Problem to solve
Where a line below holds the string "better", copy that line.

======== Records

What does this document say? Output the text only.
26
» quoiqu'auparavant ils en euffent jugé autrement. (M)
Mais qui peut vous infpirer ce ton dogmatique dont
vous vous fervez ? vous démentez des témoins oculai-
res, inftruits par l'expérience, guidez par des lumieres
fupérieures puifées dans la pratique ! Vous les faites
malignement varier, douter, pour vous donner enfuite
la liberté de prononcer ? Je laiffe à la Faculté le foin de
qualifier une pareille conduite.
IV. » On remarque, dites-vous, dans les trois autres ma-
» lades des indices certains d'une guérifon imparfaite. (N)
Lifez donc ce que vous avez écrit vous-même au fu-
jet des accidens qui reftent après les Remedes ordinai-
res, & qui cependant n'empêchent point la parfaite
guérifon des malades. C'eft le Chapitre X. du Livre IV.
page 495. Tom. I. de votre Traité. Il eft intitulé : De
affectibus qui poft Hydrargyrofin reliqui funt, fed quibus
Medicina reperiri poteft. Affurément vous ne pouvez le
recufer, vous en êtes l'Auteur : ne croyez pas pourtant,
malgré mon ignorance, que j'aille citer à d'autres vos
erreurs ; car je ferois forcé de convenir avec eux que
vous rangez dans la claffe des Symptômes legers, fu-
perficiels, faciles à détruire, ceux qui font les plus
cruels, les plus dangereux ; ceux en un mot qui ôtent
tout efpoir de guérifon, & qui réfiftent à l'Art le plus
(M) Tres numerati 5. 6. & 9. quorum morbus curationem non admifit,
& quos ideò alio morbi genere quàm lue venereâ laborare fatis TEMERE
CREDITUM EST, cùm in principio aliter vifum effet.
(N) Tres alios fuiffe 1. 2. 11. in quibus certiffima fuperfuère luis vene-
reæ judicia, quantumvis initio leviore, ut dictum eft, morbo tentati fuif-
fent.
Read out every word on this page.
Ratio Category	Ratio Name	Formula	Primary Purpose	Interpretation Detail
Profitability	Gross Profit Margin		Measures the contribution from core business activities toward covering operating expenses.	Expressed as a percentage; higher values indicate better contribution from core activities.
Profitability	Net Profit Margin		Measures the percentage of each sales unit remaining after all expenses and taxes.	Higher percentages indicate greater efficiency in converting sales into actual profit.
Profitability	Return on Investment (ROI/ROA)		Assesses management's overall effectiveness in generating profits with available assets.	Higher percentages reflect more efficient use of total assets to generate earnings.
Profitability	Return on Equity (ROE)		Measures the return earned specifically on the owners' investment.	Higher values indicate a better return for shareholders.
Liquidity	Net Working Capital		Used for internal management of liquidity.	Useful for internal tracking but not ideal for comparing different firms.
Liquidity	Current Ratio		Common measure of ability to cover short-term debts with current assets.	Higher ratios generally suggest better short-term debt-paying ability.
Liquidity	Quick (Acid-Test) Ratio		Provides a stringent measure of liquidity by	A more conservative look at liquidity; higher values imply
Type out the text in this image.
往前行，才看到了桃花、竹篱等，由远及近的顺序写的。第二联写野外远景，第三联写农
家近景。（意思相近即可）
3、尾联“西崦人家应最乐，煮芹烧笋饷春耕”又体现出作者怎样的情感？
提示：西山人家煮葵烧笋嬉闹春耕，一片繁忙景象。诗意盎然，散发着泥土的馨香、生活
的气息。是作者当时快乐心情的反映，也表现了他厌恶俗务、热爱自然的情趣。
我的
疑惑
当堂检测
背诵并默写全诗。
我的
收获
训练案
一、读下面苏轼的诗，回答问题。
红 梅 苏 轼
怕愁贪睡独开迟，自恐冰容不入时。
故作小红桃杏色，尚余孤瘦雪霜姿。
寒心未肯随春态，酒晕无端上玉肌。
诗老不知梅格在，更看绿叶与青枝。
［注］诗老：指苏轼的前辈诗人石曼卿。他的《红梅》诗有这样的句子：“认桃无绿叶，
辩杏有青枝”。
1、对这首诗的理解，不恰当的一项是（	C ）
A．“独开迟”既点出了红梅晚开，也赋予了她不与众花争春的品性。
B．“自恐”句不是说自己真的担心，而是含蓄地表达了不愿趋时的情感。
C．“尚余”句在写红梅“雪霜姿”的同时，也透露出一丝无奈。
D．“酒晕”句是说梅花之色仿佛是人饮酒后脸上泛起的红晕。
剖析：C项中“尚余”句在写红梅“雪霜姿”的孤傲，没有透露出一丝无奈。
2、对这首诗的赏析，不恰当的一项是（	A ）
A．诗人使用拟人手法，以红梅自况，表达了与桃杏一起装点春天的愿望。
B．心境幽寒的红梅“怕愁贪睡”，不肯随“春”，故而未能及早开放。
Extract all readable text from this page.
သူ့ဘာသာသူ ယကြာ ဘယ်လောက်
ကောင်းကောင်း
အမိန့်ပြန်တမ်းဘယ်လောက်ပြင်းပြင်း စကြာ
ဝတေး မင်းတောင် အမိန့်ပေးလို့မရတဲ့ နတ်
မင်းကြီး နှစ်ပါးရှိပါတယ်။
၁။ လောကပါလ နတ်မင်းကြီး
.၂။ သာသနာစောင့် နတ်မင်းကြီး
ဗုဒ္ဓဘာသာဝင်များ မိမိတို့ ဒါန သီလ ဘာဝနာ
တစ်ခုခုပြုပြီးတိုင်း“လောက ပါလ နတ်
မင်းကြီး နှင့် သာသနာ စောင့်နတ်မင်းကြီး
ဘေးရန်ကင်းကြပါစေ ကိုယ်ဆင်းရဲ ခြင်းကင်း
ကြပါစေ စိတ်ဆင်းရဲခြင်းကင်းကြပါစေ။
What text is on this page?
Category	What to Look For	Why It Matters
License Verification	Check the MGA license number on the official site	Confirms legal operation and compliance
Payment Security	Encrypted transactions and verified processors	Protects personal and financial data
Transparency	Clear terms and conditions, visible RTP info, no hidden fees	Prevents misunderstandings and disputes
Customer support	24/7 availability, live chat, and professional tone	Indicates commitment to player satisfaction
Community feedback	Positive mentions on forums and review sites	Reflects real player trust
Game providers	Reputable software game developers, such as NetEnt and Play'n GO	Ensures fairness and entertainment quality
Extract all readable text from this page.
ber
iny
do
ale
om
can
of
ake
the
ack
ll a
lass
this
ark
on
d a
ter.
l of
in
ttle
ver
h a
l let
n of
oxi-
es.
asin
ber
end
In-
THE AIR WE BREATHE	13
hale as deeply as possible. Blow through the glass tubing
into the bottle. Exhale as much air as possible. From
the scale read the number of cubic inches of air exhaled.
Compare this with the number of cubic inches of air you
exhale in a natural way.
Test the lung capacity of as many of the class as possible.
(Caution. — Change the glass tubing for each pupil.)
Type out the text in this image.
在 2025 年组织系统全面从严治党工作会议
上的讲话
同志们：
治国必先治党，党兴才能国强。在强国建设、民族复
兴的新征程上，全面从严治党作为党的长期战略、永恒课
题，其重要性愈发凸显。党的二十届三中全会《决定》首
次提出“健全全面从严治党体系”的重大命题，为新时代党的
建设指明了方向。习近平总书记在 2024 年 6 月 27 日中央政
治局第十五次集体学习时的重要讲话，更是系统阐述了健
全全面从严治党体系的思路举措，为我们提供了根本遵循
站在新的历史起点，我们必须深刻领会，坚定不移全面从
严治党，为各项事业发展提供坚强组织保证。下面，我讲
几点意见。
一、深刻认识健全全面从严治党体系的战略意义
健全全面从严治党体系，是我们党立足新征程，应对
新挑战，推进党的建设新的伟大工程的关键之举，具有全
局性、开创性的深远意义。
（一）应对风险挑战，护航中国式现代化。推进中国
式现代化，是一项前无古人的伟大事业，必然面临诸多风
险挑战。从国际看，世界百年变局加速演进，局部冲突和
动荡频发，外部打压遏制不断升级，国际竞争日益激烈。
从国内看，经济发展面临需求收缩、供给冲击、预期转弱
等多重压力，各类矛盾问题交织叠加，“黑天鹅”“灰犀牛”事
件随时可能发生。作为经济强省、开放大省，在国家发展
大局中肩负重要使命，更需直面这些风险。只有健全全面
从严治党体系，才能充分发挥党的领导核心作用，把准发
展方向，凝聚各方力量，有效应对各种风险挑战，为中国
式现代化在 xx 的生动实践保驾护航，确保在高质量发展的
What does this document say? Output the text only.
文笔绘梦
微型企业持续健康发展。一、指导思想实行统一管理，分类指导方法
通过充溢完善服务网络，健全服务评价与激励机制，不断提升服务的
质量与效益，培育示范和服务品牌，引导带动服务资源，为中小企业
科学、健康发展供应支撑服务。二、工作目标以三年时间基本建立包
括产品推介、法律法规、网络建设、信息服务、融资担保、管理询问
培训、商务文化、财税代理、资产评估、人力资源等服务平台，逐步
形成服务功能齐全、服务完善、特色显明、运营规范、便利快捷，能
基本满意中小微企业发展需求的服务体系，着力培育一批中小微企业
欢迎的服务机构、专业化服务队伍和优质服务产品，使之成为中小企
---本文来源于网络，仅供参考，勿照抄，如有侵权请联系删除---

================

In response
Profitability	Gross Profit Margin		Measures the contribution from core business activities toward covering operating expenses.	Expressed as a percentage; higher values indicate better contribution from core activities.
Profitability	Return on Equity (ROE)		Measures the return earned specifically on the owners' investment.	Higher values indicate a better return for shareholders.
Liquidity	Current Ratio		Common measure of ability to cover short-term debts with current assets.	Higher ratios generally suggest better short-term debt-paying ability.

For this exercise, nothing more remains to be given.